## [Aim]
Without the pictures, return each record as it appears.

----------

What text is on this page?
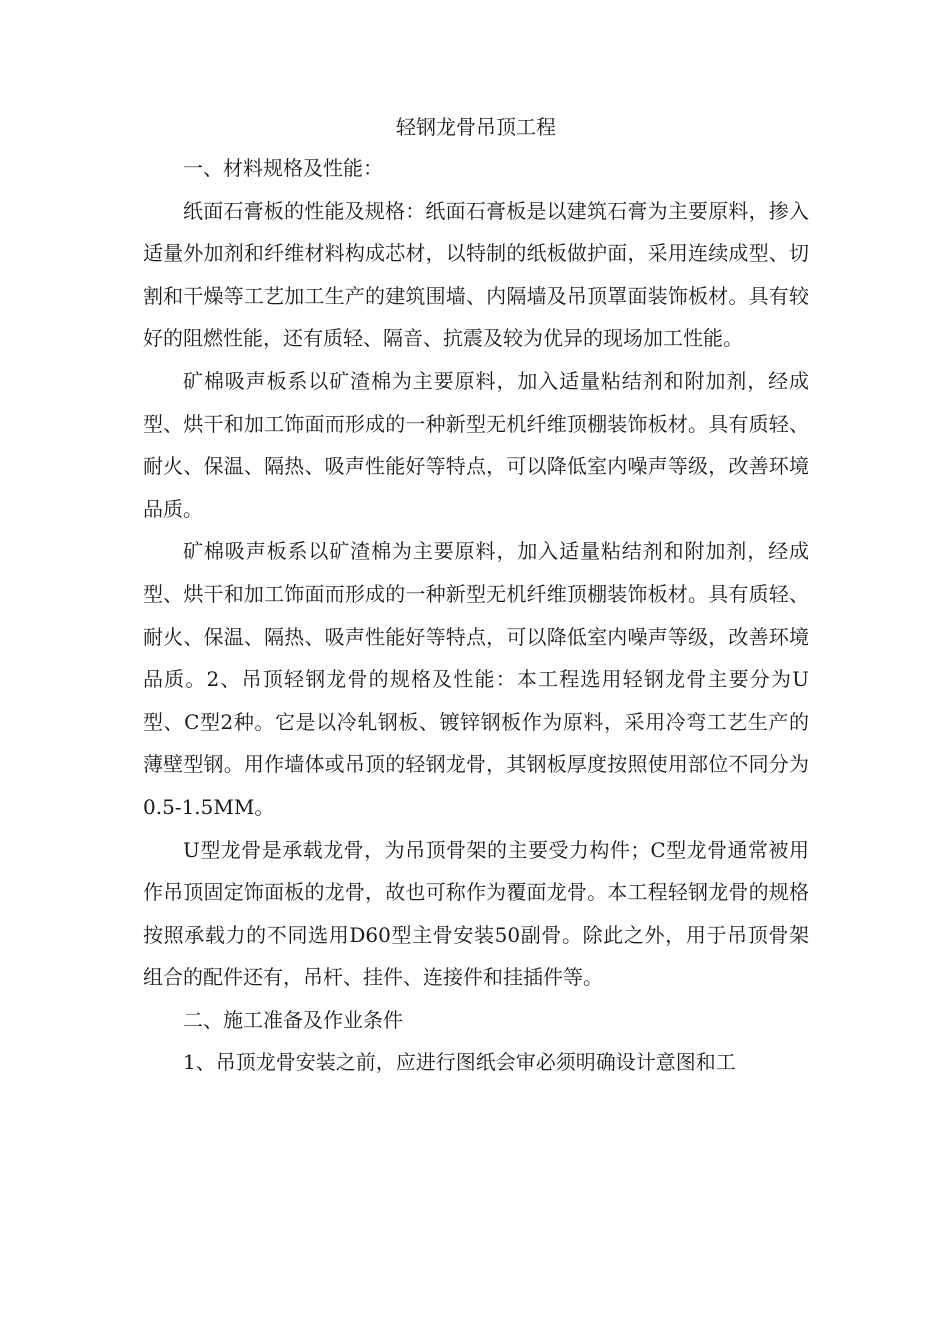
轻钢龙骨吊顶工程

一、材料规格及性能：

纸面石膏板的性能及规格：纸面石膏板是以建筑石膏为主要原料，掺入适量外加剂和纤维材料构成芯材，以特制的纸板做护面，采用连续成型、切割和干燥等工艺加工生产的建筑围墙、内隔墙及吊顶罩面装饰板材。具有较好的阻燃性能，还有质轻、隔音、抗震及较为优异的现场加工性能。

矿棉吸声板系以矿渣棉为主要原料，加入适量粘结剂和附加剂，经成型、烘干和加工饰面而形成的一种新型无机纤维顶棚装饰板材。具有质轻、耐火、保温、隔热、吸声性能好等特点，可以降低室内噪声等级，改善环境品质。

矿棉吸声板系以矿渣棉为主要原料，加入适量粘结剂和附加剂，经成型、烘干和加工饰面而形成的一种新型无机纤维顶棚装饰板材。具有质轻、耐火、保温、隔热、吸声性能好等特点，可以降低室内噪声等级，改善环境品质。2、吊顶轻钢龙骨的规格及性能：本工程选用轻钢龙骨主要分为U型、C型2种。它是以冷轧钢板、镀锌钢板作为原料，采用冷弯工艺生产的薄壁型钢。用作墙体或吊顶的轻钢龙骨，其钢板厚度按照使用部位不同分为0.5-1.5MM。

U型龙骨是承载龙骨，为吊顶骨架的主要受力构件；C型龙骨通常被用作吊顶固定饰面板的龙骨，故也可称作为覆面龙骨。本工程轻钢龙骨的规格按照承载力的不同选用D60型主骨安装50副骨。除此之外，用于吊顶骨架组合的配件还有，吊杆、挂件、连接件和挂插件等。

二、施工准备及作业条件

1、吊顶龙骨安装之前，应进行图纸会审必须明确设计意图和工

----------

## [Solution to this problem]
What text is on this page?
轻钢龙骨吊顶工程

一、材料规格及性能：

纸面石膏板的性能及规格：纸面石膏板是以建筑石膏为主要原料，掺入适量外加剂和纤维材料构成芯材，以特制的纸板做护面，采用连续成型、切割和干燥等工艺加工生产的建筑围墙、内隔墙及吊顶罩面装饰板材。具有较好的阻燃性能，还有质轻、隔音、抗震及较为优异的现场加工性能。

矿棉吸声板系以矿渣棉为主要原料，加入适量粘结剂和附加剂，经成型、烘干和加工饰面而形成的一种新型无机纤维顶棚装饰板材。具有质轻、耐火、保温、隔热、吸声性能好等特点，可以降低室内噪声等级，改善环境品质。

矿棉吸声板系以矿渣棉为主要原料，加入适量粘结剂和附加剂，经成型、烘干和加工饰面而形成的一种新型无机纤维顶棚装饰板材。具有质轻、耐火、保温、隔热、吸声性能好等特点，可以降低室内噪声等级，改善环境品质。2、吊顶轻钢龙骨的规格及性能：本工程选用轻钢龙骨主要分为U型、C型2种。它是以冷轧钢板、镀锌钢板作为原料，采用冷弯工艺生产的薄壁型钢。用作墙体或吊顶的轻钢龙骨，其钢板厚度按照使用部位不同分为0.5-1.5MM。

U型龙骨是承载龙骨，为吊顶骨架的主要受力构件；C型龙骨通常被用作吊顶固定饰面板的龙骨，故也可称作为覆面龙骨。本工程轻钢龙骨的规格按照承载力的不同选用D60型主骨安装50副骨。除此之外，用于吊顶骨架组合的配件还有，吊杆、挂件、连接件和挂插件等。

二、施工准备及作业条件

1、吊顶龙骨安装之前，应进行图纸会审必须明确设计意图和工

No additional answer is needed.